_GIVEN TASK_:
Find the word "xlabel" in the records below. List each line containing it.

_SOURCE MATERIAL_:
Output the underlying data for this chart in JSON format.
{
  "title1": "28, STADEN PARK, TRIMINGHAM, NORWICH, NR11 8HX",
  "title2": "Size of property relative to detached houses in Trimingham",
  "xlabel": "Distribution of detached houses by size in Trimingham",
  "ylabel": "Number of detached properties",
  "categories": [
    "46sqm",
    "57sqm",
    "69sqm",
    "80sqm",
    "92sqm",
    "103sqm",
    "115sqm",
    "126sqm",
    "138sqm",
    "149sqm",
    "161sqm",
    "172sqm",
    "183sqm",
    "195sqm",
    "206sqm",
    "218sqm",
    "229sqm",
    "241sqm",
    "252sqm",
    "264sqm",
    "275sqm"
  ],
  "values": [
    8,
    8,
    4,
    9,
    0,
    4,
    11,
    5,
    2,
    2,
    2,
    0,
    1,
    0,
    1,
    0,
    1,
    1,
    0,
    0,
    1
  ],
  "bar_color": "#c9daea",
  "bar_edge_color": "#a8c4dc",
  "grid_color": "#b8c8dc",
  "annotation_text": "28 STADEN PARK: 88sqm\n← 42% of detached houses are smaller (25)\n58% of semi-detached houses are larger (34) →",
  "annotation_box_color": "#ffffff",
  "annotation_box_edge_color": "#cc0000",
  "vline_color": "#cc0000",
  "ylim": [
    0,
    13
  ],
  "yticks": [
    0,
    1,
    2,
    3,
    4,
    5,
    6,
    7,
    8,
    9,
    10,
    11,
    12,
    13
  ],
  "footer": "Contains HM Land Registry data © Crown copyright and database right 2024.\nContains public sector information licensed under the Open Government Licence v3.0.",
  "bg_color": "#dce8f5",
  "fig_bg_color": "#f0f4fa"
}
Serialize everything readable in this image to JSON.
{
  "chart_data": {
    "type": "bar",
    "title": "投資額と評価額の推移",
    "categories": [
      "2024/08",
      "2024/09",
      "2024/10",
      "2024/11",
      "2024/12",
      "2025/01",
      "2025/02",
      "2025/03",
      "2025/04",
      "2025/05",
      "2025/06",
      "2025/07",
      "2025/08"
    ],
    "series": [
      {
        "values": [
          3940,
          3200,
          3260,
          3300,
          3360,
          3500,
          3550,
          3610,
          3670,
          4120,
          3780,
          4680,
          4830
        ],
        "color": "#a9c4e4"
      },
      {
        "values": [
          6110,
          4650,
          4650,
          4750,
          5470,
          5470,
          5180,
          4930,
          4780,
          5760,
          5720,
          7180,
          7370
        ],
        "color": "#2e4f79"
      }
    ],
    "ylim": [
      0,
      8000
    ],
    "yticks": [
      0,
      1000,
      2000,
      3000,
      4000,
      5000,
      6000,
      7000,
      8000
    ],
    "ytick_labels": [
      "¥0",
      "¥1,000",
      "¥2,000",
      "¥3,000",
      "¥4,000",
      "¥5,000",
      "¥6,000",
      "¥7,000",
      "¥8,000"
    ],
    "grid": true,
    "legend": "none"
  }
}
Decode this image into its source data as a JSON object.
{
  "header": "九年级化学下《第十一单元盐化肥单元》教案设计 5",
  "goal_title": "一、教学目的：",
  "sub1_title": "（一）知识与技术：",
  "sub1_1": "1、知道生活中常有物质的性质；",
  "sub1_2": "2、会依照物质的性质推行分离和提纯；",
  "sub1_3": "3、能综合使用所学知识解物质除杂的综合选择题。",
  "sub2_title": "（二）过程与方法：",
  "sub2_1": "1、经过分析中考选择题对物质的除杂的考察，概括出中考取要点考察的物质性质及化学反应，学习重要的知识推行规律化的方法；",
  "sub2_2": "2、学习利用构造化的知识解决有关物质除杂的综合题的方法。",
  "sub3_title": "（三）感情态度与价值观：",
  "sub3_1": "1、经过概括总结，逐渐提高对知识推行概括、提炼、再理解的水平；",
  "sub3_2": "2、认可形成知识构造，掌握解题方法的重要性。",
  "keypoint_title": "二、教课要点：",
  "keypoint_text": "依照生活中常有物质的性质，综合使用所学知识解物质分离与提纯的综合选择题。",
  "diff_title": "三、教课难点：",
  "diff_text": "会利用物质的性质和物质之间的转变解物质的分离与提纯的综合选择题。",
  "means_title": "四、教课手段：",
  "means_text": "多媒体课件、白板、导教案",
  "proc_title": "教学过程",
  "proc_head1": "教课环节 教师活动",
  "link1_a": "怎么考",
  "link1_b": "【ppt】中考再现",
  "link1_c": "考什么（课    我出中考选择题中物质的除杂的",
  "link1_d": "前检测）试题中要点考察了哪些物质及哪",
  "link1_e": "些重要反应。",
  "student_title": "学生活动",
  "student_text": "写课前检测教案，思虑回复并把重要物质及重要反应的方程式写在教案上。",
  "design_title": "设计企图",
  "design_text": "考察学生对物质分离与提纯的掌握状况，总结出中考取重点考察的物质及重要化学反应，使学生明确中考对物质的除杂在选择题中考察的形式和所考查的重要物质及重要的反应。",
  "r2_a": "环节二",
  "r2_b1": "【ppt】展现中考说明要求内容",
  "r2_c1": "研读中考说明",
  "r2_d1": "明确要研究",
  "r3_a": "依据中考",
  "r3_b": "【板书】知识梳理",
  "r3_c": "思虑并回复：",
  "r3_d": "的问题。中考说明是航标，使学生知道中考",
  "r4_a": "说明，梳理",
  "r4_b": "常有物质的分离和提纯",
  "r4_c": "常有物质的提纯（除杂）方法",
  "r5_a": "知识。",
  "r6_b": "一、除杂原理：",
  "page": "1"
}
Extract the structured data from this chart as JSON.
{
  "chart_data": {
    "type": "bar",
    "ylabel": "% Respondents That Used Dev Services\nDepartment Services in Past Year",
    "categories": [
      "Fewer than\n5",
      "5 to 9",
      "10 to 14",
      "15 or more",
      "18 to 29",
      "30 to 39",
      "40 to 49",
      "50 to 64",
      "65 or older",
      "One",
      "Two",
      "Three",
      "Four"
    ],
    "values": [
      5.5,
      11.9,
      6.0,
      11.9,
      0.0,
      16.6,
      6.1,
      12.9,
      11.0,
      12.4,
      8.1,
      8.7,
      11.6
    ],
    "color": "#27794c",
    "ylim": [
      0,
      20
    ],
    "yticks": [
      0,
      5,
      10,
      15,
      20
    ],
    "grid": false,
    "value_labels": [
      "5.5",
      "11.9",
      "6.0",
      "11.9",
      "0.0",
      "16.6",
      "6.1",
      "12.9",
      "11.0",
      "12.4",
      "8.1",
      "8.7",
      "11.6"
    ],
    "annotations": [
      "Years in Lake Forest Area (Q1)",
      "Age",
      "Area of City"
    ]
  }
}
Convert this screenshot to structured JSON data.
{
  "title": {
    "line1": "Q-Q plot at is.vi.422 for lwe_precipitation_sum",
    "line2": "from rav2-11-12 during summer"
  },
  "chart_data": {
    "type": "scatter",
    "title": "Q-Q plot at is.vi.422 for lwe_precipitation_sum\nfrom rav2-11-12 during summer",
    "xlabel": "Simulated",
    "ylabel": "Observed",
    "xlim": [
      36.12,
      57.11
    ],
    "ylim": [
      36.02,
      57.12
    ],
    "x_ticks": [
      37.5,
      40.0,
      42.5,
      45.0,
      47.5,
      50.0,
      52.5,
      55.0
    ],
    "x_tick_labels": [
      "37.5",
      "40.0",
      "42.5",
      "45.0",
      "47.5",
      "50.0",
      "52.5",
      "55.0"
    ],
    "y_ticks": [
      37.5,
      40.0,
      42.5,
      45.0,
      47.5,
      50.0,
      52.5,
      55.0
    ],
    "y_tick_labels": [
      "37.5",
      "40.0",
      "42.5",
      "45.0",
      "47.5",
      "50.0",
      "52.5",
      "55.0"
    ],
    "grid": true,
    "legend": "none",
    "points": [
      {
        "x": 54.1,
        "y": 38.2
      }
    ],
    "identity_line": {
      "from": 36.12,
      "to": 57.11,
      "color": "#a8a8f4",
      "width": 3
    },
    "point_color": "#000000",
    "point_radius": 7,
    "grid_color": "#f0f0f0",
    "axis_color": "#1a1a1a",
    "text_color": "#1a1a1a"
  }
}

_EXERCISE SOLUTION_:
  "xlabel": "Distribution of detached houses by size in Trimingham",
    "xlabel": "Simulated",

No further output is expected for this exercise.